Given problem: Present each line of the entries below that holds the word "лесного".

Dataset excerpts:
+--

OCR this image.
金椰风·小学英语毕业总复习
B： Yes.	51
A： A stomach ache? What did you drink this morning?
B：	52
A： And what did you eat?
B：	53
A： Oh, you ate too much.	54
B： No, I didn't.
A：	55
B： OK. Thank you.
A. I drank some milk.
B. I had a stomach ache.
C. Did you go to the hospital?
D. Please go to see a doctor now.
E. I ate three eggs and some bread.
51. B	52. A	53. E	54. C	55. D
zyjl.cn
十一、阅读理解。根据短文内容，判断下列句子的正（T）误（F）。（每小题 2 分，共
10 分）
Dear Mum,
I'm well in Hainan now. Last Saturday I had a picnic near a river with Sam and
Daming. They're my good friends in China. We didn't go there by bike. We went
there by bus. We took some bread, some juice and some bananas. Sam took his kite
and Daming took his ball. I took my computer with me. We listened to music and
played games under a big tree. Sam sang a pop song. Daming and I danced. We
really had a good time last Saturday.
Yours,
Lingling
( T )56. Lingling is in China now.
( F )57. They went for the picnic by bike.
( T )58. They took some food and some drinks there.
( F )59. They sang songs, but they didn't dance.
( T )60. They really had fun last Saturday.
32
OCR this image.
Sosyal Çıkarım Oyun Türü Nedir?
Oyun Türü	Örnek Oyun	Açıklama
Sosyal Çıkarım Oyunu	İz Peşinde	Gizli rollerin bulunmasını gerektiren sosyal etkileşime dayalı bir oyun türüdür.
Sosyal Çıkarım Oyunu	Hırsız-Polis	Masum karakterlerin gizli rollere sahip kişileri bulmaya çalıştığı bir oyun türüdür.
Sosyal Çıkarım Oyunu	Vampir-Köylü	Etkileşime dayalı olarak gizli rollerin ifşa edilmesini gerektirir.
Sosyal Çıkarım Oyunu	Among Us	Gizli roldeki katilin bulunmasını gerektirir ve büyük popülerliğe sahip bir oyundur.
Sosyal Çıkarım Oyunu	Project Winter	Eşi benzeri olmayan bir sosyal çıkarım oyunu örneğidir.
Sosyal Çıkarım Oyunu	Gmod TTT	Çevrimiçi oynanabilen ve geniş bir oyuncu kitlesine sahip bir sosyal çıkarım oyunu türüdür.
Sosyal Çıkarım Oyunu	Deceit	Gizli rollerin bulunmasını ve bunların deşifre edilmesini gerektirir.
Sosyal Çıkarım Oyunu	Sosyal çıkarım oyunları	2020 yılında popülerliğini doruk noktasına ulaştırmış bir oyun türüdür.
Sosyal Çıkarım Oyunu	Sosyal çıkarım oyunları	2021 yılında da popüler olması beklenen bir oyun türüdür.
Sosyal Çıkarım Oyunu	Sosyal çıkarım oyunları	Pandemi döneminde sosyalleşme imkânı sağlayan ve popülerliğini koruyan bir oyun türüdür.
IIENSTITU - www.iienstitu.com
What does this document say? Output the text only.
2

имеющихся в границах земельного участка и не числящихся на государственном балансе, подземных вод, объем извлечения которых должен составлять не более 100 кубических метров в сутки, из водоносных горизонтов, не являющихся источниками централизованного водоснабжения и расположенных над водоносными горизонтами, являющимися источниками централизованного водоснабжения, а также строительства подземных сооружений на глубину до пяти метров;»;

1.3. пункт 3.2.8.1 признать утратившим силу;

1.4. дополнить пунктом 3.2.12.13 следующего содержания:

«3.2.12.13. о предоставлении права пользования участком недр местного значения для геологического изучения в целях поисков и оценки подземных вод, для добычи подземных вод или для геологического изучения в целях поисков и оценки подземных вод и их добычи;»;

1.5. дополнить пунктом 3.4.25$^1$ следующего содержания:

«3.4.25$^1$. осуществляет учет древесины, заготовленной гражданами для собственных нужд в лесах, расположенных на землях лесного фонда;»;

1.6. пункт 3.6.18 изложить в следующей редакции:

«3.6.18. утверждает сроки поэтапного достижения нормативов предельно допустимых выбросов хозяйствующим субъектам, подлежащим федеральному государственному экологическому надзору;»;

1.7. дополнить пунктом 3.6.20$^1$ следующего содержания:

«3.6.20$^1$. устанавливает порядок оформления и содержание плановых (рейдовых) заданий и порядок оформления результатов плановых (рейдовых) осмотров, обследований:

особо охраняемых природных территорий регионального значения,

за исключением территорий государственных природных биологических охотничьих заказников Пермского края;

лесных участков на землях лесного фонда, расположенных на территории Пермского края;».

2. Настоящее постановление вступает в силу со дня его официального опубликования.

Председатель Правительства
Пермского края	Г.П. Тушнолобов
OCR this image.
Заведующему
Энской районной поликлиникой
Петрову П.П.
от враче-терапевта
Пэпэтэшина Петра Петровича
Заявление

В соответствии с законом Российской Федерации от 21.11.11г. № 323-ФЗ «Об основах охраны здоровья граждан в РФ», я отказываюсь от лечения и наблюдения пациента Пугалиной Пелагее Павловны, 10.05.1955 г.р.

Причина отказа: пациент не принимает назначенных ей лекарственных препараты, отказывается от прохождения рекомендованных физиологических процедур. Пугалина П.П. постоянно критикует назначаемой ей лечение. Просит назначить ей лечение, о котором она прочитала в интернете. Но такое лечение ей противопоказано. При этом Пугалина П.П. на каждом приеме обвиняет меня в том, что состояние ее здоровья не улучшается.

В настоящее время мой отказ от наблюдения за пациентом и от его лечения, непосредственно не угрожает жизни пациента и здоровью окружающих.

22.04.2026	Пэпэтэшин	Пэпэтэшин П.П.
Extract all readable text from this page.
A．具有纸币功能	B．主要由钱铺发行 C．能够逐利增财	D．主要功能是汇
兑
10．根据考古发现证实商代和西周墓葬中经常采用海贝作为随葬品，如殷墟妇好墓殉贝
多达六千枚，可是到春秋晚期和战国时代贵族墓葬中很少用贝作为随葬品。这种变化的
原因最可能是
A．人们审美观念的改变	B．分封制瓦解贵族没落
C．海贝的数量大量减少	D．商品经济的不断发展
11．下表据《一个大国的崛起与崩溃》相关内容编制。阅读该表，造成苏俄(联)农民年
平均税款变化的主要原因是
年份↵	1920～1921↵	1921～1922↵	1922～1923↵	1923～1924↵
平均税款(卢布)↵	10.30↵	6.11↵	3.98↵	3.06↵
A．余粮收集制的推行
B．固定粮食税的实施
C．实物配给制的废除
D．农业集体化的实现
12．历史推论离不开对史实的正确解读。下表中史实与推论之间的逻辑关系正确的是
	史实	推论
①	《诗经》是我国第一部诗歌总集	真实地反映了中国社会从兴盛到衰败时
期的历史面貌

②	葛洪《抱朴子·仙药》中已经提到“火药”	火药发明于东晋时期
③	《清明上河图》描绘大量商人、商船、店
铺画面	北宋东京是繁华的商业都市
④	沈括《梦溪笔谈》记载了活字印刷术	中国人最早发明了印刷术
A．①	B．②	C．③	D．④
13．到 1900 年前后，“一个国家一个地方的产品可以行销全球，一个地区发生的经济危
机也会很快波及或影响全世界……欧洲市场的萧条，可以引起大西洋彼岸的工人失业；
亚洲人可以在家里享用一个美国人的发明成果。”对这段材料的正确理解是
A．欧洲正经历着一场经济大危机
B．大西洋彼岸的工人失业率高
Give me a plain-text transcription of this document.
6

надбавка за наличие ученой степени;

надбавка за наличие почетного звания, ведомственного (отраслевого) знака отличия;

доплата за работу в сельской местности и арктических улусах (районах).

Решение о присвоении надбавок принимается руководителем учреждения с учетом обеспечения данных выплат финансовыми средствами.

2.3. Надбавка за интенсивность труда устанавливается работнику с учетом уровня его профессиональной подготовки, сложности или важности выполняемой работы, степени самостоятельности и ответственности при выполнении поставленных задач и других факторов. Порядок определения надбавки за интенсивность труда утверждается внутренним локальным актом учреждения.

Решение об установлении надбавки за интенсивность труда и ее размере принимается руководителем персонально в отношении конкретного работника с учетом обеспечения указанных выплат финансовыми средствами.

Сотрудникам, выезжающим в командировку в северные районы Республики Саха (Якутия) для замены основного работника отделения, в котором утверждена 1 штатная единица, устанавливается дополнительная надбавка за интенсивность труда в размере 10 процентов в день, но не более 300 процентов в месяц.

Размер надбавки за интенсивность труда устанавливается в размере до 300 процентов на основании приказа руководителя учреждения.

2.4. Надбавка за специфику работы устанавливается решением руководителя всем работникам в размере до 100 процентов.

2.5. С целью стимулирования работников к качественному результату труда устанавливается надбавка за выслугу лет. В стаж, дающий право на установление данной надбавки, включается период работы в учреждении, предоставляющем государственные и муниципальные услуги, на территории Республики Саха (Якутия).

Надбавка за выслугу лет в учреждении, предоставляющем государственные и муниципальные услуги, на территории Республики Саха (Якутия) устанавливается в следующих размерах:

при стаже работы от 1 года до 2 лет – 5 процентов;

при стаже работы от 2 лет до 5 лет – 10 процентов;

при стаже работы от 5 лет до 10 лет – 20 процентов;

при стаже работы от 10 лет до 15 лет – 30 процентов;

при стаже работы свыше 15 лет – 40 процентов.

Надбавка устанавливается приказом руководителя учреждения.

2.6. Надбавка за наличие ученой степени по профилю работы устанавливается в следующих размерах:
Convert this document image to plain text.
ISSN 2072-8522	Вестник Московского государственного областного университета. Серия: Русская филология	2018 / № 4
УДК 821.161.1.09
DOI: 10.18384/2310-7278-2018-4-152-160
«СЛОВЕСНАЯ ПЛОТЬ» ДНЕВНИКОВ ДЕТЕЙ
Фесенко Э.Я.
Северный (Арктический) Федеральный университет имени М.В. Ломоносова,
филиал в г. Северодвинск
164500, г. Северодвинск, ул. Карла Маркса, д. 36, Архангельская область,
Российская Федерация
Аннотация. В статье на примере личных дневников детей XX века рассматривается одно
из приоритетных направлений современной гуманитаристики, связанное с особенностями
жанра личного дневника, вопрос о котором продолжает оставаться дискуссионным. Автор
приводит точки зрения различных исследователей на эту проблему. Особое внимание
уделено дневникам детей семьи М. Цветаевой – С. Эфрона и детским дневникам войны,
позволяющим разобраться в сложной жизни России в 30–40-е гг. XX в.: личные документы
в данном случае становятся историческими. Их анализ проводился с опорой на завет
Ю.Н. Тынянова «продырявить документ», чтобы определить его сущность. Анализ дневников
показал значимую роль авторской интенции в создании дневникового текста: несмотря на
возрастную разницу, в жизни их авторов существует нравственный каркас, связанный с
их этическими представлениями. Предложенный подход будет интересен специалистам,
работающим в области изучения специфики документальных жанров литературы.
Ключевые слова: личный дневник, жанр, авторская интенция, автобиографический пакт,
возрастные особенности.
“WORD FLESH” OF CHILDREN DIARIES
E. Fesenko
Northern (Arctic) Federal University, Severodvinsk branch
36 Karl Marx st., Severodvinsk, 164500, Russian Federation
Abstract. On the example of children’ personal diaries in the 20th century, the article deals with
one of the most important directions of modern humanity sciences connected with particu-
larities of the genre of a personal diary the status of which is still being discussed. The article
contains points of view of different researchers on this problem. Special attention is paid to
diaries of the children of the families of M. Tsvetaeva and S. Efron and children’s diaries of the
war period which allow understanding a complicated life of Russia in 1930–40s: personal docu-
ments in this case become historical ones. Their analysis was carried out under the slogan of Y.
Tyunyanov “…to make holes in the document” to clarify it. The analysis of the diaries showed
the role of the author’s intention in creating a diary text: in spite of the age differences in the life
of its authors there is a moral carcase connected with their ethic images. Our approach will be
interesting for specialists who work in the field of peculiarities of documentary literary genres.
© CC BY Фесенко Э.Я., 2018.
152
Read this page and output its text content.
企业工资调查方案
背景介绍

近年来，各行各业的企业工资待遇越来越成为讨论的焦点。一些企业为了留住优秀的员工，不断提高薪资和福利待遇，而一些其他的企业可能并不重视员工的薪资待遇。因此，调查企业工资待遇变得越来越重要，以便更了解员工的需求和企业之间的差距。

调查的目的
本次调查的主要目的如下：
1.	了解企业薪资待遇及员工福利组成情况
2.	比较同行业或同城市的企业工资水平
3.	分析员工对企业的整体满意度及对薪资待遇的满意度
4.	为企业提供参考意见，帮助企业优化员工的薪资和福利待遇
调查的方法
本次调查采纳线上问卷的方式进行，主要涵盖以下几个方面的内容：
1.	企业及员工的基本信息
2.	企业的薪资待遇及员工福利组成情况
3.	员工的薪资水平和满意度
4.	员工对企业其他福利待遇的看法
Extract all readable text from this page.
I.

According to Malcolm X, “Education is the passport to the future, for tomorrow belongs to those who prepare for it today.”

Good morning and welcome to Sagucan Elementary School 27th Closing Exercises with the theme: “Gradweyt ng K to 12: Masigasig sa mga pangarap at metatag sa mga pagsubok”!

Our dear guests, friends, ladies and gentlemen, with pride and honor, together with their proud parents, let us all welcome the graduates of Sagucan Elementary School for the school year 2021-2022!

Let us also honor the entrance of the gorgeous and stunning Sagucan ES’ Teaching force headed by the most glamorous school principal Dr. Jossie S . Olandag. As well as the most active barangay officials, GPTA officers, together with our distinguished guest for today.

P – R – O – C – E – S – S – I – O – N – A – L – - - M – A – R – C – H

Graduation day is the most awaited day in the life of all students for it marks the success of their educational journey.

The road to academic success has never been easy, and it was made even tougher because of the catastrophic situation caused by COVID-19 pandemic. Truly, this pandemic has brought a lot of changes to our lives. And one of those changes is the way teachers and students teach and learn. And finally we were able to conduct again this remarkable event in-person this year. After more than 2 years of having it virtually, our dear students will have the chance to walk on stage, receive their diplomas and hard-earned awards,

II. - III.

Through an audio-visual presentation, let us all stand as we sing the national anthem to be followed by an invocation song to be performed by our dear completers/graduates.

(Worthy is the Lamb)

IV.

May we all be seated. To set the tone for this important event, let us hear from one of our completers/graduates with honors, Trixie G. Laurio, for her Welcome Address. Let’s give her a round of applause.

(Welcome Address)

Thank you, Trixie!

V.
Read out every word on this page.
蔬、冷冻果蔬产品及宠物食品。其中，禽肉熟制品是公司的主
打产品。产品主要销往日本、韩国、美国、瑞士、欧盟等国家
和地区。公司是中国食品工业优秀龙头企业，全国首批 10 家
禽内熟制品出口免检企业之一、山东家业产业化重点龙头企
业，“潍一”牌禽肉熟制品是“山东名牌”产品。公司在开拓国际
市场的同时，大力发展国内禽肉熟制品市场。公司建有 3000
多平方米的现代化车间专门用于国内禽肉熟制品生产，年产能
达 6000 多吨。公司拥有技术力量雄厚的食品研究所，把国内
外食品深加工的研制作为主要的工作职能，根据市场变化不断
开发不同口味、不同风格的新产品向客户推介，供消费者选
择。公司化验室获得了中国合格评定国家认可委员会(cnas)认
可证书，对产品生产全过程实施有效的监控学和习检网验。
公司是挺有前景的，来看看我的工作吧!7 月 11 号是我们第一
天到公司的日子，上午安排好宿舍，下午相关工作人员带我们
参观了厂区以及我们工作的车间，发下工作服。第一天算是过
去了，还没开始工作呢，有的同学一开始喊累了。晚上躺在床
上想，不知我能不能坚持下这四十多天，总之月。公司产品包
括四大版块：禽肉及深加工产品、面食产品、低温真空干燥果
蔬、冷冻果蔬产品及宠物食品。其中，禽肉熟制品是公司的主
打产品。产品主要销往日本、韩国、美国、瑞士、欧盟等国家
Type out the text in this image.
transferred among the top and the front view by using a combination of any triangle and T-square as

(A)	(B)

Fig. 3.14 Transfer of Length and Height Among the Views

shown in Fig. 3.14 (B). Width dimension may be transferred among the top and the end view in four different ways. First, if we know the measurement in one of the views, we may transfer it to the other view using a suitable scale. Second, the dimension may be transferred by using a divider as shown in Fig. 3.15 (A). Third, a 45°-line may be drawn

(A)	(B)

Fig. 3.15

+--

Result for this task:
«3.4.25$^1$. осуществляет учет древесины, заготовленной гражданами для собственных нужд в лесах, расположенных на землях лесного фонда;»;
лесных участков на землях лесного фонда, расположенных на территории Пермского края;».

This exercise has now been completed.